Written instruction :: Rewrite the material from its first line through the line containing "y-tick-labels-group: 0% 3%", changing every "callout-value" to "callout-text" and leaving everything else as it is.

** start Records for this exercise **

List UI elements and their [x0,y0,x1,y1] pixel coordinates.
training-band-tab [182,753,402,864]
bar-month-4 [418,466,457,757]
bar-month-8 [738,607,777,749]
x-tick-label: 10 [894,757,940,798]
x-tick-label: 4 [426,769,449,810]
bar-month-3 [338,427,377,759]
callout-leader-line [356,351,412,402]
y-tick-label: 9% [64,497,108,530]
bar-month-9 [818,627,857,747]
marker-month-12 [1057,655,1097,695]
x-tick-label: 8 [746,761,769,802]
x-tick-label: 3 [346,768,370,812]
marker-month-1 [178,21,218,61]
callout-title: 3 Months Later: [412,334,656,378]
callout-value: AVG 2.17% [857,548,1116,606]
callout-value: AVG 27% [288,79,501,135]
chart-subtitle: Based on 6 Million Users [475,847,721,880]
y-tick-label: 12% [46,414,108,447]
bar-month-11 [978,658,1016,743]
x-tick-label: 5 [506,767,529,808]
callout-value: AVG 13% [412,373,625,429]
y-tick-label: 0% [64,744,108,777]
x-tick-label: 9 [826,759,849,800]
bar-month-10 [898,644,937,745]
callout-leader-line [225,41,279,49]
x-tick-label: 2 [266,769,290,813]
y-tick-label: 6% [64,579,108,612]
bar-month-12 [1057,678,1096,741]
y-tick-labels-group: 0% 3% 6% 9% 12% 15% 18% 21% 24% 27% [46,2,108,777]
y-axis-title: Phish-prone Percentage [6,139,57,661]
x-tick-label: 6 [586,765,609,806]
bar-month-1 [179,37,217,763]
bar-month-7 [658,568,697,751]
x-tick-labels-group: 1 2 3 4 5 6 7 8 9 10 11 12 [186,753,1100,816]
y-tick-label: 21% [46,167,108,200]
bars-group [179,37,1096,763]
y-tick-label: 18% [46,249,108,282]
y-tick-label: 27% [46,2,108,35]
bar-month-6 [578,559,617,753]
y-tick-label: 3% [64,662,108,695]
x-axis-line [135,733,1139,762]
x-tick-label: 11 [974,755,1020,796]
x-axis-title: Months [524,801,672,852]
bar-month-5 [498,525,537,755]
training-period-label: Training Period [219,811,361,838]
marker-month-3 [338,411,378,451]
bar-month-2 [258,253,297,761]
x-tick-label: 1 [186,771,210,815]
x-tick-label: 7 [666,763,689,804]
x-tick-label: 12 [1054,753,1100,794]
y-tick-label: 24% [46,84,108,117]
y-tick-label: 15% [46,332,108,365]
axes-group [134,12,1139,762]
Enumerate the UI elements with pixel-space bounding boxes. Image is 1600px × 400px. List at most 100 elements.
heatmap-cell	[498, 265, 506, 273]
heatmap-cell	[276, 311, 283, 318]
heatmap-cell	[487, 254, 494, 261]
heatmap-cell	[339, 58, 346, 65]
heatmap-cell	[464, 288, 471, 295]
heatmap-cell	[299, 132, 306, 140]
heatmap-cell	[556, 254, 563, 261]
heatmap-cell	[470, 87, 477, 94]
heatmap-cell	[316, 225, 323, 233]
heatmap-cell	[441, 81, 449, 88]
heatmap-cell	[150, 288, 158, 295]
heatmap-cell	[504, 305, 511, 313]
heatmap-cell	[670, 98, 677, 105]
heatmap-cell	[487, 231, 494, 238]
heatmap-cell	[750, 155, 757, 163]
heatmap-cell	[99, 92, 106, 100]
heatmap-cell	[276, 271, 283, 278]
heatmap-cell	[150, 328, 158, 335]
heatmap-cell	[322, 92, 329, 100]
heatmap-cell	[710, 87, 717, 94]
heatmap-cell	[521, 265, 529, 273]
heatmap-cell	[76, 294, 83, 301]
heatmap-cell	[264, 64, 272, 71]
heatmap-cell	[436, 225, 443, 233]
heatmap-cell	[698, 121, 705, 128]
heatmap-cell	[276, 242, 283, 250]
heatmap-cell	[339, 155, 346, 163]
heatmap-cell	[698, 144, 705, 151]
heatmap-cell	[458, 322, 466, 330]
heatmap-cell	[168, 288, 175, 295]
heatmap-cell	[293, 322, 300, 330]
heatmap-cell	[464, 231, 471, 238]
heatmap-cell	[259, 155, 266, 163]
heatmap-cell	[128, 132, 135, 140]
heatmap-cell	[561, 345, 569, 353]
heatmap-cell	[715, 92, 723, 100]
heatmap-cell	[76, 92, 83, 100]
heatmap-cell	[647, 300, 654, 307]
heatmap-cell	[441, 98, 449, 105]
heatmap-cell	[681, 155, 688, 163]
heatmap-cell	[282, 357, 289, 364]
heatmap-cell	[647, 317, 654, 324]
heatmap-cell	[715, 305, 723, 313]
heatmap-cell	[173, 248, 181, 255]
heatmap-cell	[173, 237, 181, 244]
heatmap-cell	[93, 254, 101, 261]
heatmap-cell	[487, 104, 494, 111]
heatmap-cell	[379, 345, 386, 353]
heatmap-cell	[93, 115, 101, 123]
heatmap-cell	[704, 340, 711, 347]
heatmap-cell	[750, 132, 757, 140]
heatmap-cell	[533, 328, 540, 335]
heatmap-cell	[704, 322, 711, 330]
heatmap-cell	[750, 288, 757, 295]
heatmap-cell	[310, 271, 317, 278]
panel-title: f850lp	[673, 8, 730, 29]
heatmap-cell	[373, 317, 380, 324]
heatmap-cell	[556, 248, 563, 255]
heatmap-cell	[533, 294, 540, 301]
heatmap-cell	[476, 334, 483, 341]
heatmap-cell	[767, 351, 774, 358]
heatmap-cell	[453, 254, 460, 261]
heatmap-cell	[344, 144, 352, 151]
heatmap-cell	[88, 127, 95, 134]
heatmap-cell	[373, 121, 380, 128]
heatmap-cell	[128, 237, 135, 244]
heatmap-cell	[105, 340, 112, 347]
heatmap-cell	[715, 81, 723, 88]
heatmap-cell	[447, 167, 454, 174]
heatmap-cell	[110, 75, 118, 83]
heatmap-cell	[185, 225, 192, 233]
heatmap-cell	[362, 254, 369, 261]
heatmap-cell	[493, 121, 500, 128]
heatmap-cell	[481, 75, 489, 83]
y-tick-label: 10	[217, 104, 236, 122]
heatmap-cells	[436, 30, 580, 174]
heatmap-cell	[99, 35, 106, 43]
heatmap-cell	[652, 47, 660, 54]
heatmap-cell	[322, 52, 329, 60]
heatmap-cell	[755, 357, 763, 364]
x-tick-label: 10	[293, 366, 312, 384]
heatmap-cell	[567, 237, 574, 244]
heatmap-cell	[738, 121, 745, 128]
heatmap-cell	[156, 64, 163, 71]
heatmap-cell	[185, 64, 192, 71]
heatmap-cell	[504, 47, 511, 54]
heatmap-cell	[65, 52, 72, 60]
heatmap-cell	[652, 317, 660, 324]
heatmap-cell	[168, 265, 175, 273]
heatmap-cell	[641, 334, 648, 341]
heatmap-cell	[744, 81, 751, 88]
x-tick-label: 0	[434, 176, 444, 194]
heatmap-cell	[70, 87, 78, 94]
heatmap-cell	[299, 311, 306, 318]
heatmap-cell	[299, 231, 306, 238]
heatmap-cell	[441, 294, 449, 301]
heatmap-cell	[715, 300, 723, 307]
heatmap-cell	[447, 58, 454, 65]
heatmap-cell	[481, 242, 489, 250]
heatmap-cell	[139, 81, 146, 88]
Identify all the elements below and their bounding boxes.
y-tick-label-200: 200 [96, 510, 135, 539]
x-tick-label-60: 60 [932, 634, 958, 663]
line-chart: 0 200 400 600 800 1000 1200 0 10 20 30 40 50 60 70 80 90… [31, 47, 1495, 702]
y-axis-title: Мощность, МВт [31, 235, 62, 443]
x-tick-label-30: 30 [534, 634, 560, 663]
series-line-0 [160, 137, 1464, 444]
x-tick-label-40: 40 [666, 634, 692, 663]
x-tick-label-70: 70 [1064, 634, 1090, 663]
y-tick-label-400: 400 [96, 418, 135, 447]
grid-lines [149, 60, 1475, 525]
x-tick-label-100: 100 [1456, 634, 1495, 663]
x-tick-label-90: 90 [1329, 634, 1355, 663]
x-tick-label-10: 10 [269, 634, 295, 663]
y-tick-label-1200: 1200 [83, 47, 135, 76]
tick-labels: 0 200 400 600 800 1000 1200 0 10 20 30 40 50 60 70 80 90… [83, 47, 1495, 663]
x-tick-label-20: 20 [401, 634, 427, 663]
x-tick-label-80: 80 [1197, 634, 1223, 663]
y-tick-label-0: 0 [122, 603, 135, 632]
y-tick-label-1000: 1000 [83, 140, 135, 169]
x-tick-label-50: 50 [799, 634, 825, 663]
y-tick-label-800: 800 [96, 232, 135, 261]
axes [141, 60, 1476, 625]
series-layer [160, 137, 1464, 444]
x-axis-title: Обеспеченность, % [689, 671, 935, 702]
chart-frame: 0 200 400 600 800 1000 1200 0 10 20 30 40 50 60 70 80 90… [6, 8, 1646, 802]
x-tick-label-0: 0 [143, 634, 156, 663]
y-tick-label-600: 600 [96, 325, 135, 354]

** end Records for this exercise **

Response to this exercise ::
List UI elements and their [x0,y0,x1,y1] pixel coordinates.
training-band-tab [182,753,402,864]
bar-month-4 [418,466,457,757]
bar-month-8 [738,607,777,749]
x-tick-label: 10 [894,757,940,798]
x-tick-label: 4 [426,769,449,810]
bar-month-3 [338,427,377,759]
callout-leader-line [356,351,412,402]
y-tick-label: 9% [64,497,108,530]
bar-month-9 [818,627,857,747]
marker-month-12 [1057,655,1097,695]
x-tick-label: 8 [746,761,769,802]
x-tick-label: 3 [346,768,370,812]
marker-month-1 [178,21,218,61]
callout-title: 3 Months Later: [412,334,656,378]
callout-text: AVG 2.17% [857,548,1116,606]
callout-text: AVG 27% [288,79,501,135]
chart-subtitle: Based on 6 Million Users [475,847,721,880]
y-tick-label: 12% [46,414,108,447]
bar-month-11 [978,658,1016,743]
x-tick-label: 5 [506,767,529,808]
callout-text: AVG 13% [412,373,625,429]
y-tick-label: 0% [64,744,108,777]
x-tick-label: 9 [826,759,849,800]
bar-month-10 [898,644,937,745]
callout-leader-line [225,41,279,49]
x-tick-label: 2 [266,769,290,813]
y-tick-label: 6% [64,579,108,612]
bar-month-12 [1057,678,1096,741]
y-tick-labels-group: 0% 3% 6% 9% 12% 15% 18% 21% 24% 27% [46,2,108,777]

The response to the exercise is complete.